WHAT IS REQUIRED: Skip all pictures, then print the remaining material exactly.

EXERCISE MATERIALS:
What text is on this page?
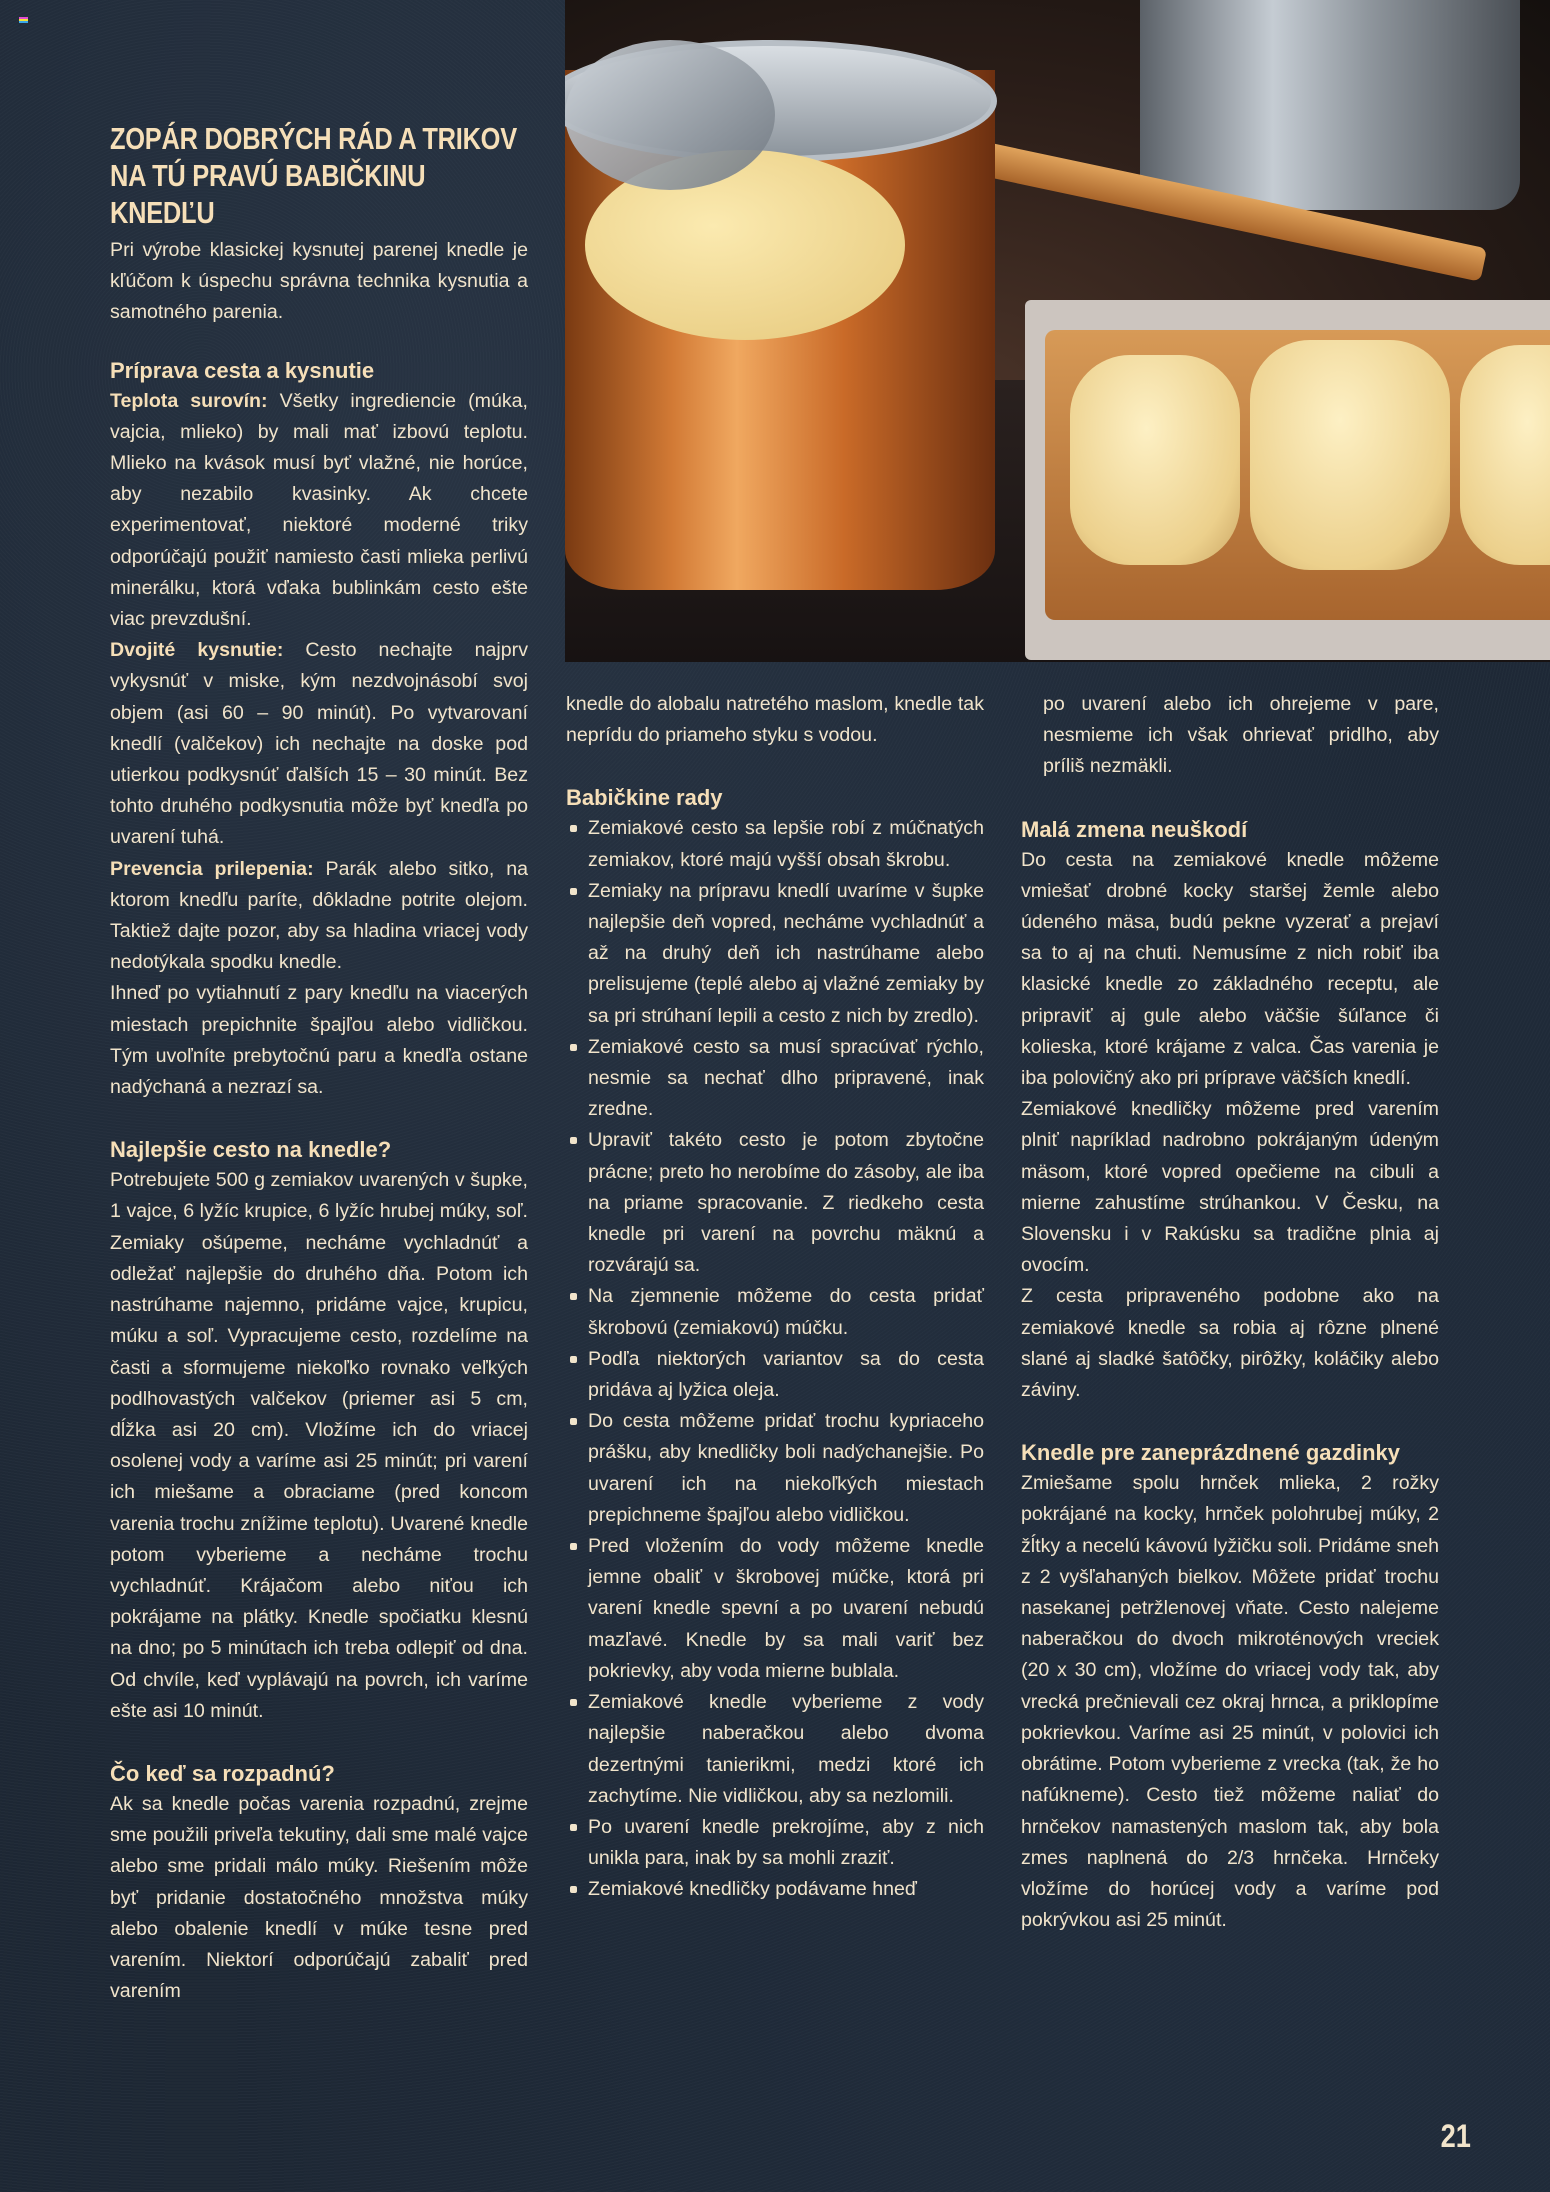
ZOPÁR DOBRÝCH RÁD A TRIKOV
NA TÚ PRAVÚ BABIČKINU KNEDĽU

Pri výrobe klasickej kysnutej parenej knedle je kľúčom k úspechu správna technika kysnutia a samotného parenia.

Príprava cesta a kysnutie

Teplota surovín: Všetky ingrediencie (múka, vajcia, mlieko) by mali mať izbovú teplotu. Mlieko na kvások musí byť vlažné, nie horúce, aby nezabilo kvasinky. Ak chcete experimentovať, niektoré moderné triky odporúčajú použiť namiesto časti mlieka perlivú minerálku, ktorá vďaka bublinkám cesto ešte viac prevzdušní.

Dvojité kysnutie: Cesto nechajte najprv vykysnúť v miske, kým nezdvojnásobí svoj objem (asi 60 – 90 minút). Po vytvarovaní knedlí (valčekov) ich nechajte na doske pod utierkou podkysnúť ďalších 15 – 30 minút. Bez tohto druhého podkysnutia môže byť knedľa po uvarení tuhá.

Prevencia prilepenia: Parák alebo sitko, na ktorom knedľu paríte, dôkladne potrite olejom. Taktiež dajte pozor, aby sa hladina vriacej vody nedotýkala spodku knedle.

Ihneď po vytiahnutí z pary knedľu na viacerých miestach prepichnite špajľou alebo vidličkou. Tým uvoľníte prebytočnú paru a knedľa ostane nadýchaná a nezrazí sa.

Najlepšie cesto na knedle?

Potrebujete 500 g zemiakov uvarených v šupke, 1 vajce, 6 lyžíc krupice, 6 lyžíc hrubej múky, soľ. Zemiaky ošúpeme, necháme vychladnúť a odležať najlepšie do druhého dňa. Potom ich nastrúhame najemno, pridáme vajce, krupicu, múku a soľ. Vypracujeme cesto, rozdelíme na časti a sformujeme niekoľko rovnako veľkých podlhovastých valčekov (priemer asi 5 cm, dĺžka asi 20 cm). Vložíme ich do vriacej osolenej vody a varíme asi 25 minút; pri varení ich miešame a obraciame (pred koncom varenia trochu znížime teplotu). Uvarené knedle potom vyberieme a necháme trochu vychladnúť. Krájačom alebo niťou ich pokrájame na plátky. Knedle spočiatku klesnú na dno; po 5 minútach ich treba odlepiť od dna. Od chvíle, keď vyplávajú na povrch, ich varíme ešte asi 10 minút.

Čo keď sa rozpadnú?

Ak sa knedle počas varenia rozpadnú, zrejme sme použili priveľa tekutiny, dali sme malé vajce alebo sme pridali málo múky. Riešením môže byť pridanie dostatočného množstva múky alebo obalenie knedlí v múke tesne pred varením. Niektorí odporúčajú zabaliť pred varením

knedle do alobalu natretého maslom, knedle tak neprídu do priameho styku s vodou.

Babičkine rady
Zemiakové cesto sa lepšie robí z múčnatých zemiakov, ktoré majú vyšší obsah škrobu.
Zemiaky na prípravu knedlí uvaríme v šupke najlepšie deň vopred, necháme vychladnúť a až na druhý deň ich nastrúhame alebo prelisujeme (teplé alebo aj vlažné zemiaky by sa pri strúhaní lepili a cesto z nich by zredlo).
Zemiakové cesto sa musí spracúvať rýchlo, nesmie sa nechať dlho pripravené, inak zredne.
Upraviť takéto cesto je potom zbytočne prácne; preto ho nerobíme do zásoby, ale iba na priame spracovanie. Z riedkeho cesta knedle pri varení na povrchu mäknú a rozvárajú sa.
Na zjemnenie môžeme do cesta pridať škrobovú (zemiakovú) múčku.
Podľa niektorých variantov sa do cesta pridáva aj lyžica oleja.
Do cesta môžeme pridať trochu kypriaceho prášku, aby knedličky boli nadýchanejšie. Po uvarení ich na niekoľkých miestach prepichneme špajľou alebo vidličkou.
Pred vložením do vody môžeme knedle jemne obaliť v škrobovej múčke, ktorá pri varení knedle spevní a po uvarení nebudú mazľavé. Knedle by sa mali variť bez pokrievky, aby voda mierne bublala.
Zemiakové knedle vyberieme z vody najlepšie naberačkou alebo dvoma dezertnými tanierikmi, medzi ktoré ich zachytíme. Nie vidličkou, aby sa nezlomili.
Po uvarení knedle prekrojíme, aby z nich unikla para, inak by sa mohli zraziť.
Zemiakové knedličky podávame hneď

po uvarení alebo ich ohrejeme v pare, nesmieme ich však ohrievať pridlho, aby príliš nezmäkli.

Malá zmena neuškodí

Do cesta na zemiakové knedle môžeme vmiešať drobné kocky staršej žemle alebo údeného mäsa, budú pekne vyzerať a prejaví sa to aj na chuti. Nemusíme z nich robiť iba klasické knedle zo základného receptu, ale pripraviť aj gule alebo väčšie šúľance či kolieska, ktoré krájame z valca. Čas varenia je iba polovičný ako pri príprave väčších knedlí.

Zemiakové knedličky môžeme pred varením plniť napríklad nadrobno pokrájaným údeným mäsom, ktoré vopred opečieme na cibuli a mierne zahustíme strúhankou. V Česku, na Slovensku i v Rakúsku sa tradične plnia aj ovocím.

Z cesta pripraveného podobne ako na zemiakové knedle sa robia aj rôzne plnené slané aj sladké šatôčky, pirôžky, koláčiky alebo záviny.

Knedle pre zaneprázdnené gazdinky

Zmiešame spolu hrnček mlieka, 2 rožky pokrájané na kocky, hrnček polohrubej múky, 2 žĺtky a necelú kávovú lyžičku soli. Pridáme sneh z 2 vyšľahaných bielkov. Môžete pridať trochu nasekanej petržlenovej vňate. Cesto nalejeme naberačkou do dvoch mikroténových vreciek (20 x 30 cm), vložíme do vriacej vody tak, aby vrecká prečnievali cez okraj hrnca, a priklopíme pokrievkou. Varíme asi 25 minút, v polovici ich obrátime. Potom vyberieme z vrecka (tak, že ho nafúkneme). Cesto tiež môžeme naliať do hrnčekov namastených maslom tak, aby bola zmes naplnená do 2/3 hrnčeka. Hrnčeky vložíme do horúcej vody a varíme pod pokrývkou asi 25 minút.

21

RESPONSE FOR THIS EXERCISE:
What text is on this page?
ZOPÁR DOBRÝCH RÁD A TRIKOV
NA TÚ PRAVÚ BABIČKINU KNEDĽU

Pri výrobe klasickej kysnutej parenej knedle je kľúčom k úspechu správna technika kysnutia a samotného parenia.

Príprava cesta a kysnutie

Teplota surovín: Všetky ingrediencie (múka, vajcia, mlieko) by mali mať izbovú teplotu. Mlieko na kvások musí byť vlažné, nie horúce, aby nezabilo kvasinky. Ak chcete experimentovať, niektoré moderné triky odporúčajú použiť namiesto časti mlieka perlivú minerálku, ktorá vďaka bublinkám cesto ešte viac prevzdušní.

Dvojité kysnutie: Cesto nechajte najprv vykysnúť v miske, kým nezdvojnásobí svoj objem (asi 60 – 90 minút). Po vytvarovaní knedlí (valčekov) ich nechajte na doske pod utierkou podkysnúť ďalších 15 – 30 minút. Bez tohto druhého podkysnutia môže byť knedľa po uvarení tuhá.

Prevencia prilepenia: Parák alebo sitko, na ktorom knedľu paríte, dôkladne potrite olejom. Taktiež dajte pozor, aby sa hladina vriacej vody nedotýkala spodku knedle.

Ihneď po vytiahnutí z pary knedľu na viacerých miestach prepichnite špajľou alebo vidličkou. Tým uvoľníte prebytočnú paru a knedľa ostane nadýchaná a nezrazí sa.

Najlepšie cesto na knedle?

Potrebujete 500 g zemiakov uvarených v šupke, 1 vajce, 6 lyžíc krupice, 6 lyžíc hrubej múky, soľ. Zemiaky ošúpeme, necháme vychladnúť a odležať najlepšie do druhého dňa. Potom ich nastrúhame najemno, pridáme vajce, krupicu, múku a soľ. Vypracujeme cesto, rozdelíme na časti a sformujeme niekoľko rovnako veľkých podlhovastých valčekov (priemer asi 5 cm, dĺžka asi 20 cm). Vložíme ich do vriacej osolenej vody a varíme asi 25 minút; pri varení ich miešame a obraciame (pred koncom varenia trochu znížime teplotu). Uvarené knedle potom vyberieme a necháme trochu vychladnúť. Krájačom alebo niťou ich pokrájame na plátky. Knedle spočiatku klesnú na dno; po 5 minútach ich treba odlepiť od dna. Od chvíle, keď vyplávajú na povrch, ich varíme ešte asi 10 minút.

Čo keď sa rozpadnú?

Ak sa knedle počas varenia rozpadnú, zrejme sme použili priveľa tekutiny, dali sme malé vajce alebo sme pridali málo múky. Riešením môže byť pridanie dostatočného množstva múky alebo obalenie knedlí v múke tesne pred varením. Niektorí odporúčajú zabaliť pred varením

knedle do alobalu natretého maslom, knedle tak neprídu do priameho styku s vodou.

Babičkine rady
Zemiakové cesto sa lepšie robí z múčnatých zemiakov, ktoré majú vyšší obsah škrobu.
Zemiaky na prípravu knedlí uvaríme v šupke najlepšie deň vopred, necháme vychladnúť a až na druhý deň ich nastrúhame alebo prelisujeme (teplé alebo aj vlažné zemiaky by sa pri strúhaní lepili a cesto z nich by zredlo).
Zemiakové cesto sa musí spracúvať rýchlo, nesmie sa nechať dlho pripravené, inak zredne.
Upraviť takéto cesto je potom zbytočne prácne; preto ho nerobíme do zásoby, ale iba na priame spracovanie. Z riedkeho cesta knedle pri varení na povrchu mäknú a rozvárajú sa.
Na zjemnenie môžeme do cesta pridať škrobovú (zemiakovú) múčku.
Podľa niektorých variantov sa do cesta pridáva aj lyžica oleja.
Do cesta môžeme pridať trochu kypriaceho prášku, aby knedličky boli nadýchanejšie. Po uvarení ich na niekoľkých miestach prepichneme špajľou alebo vidličkou.
Pred vložením do vody môžeme knedle jemne obaliť v škrobovej múčke, ktorá pri varení knedle spevní a po uvarení nebudú mazľavé. Knedle by sa mali variť bez pokrievky, aby voda mierne bublala.
Zemiakové knedle vyberieme z vody najlepšie naberačkou alebo dvoma dezertnými tanierikmi, medzi ktoré ich zachytíme. Nie vidličkou, aby sa nezlomili.
Po uvarení knedle prekrojíme, aby z nich unikla para, inak by sa mohli zraziť.
Zemiakové knedličky podávame hneď

po uvarení alebo ich ohrejeme v pare, nesmieme ich však ohrievať pridlho, aby príliš nezmäkli.

Malá zmena neuškodí

Do cesta na zemiakové knedle môžeme vmiešať drobné kocky staršej žemle alebo údeného mäsa, budú pekne vyzerať a prejaví sa to aj na chuti. Nemusíme z nich robiť iba klasické knedle zo základného receptu, ale pripraviť aj gule alebo väčšie šúľance či kolieska, ktoré krájame z valca. Čas varenia je iba polovičný ako pri príprave väčších knedlí.

Zemiakové knedličky môžeme pred varením plniť napríklad nadrobno pokrájaným údeným mäsom, ktoré vopred opečieme na cibuli a mierne zahustíme strúhankou. V Česku, na Slovensku i v Rakúsku sa tradične plnia aj ovocím.

Z cesta pripraveného podobne ako na zemiakové knedle sa robia aj rôzne plnené slané aj sladké šatôčky, pirôžky, koláčiky alebo záviny.

Knedle pre zaneprázdnené gazdinky

Zmiešame spolu hrnček mlieka, 2 rožky pokrájané na kocky, hrnček polohrubej múky, 2 žĺtky a necelú kávovú lyžičku soli. Pridáme sneh z 2 vyšľahaných bielkov. Môžete pridať trochu nasekanej petržlenovej vňate. Cesto nalejeme naberačkou do dvoch mikroténových vreciek (20 x 30 cm), vložíme do vriacej vody tak, aby vrecká prečnievali cez okraj hrnca, a priklopíme pokrievkou. Varíme asi 25 minút, v polovici ich obrátime. Potom vyberieme z vrecka (tak, že ho nafúkneme). Cesto tiež môžeme naliať do hrnčekov namastených maslom tak, aby bola zmes naplnená do 2/3 hrnčeka. Hrnčeky vložíme do horúcej vody a varíme pod pokrývkou asi 25 minút.

21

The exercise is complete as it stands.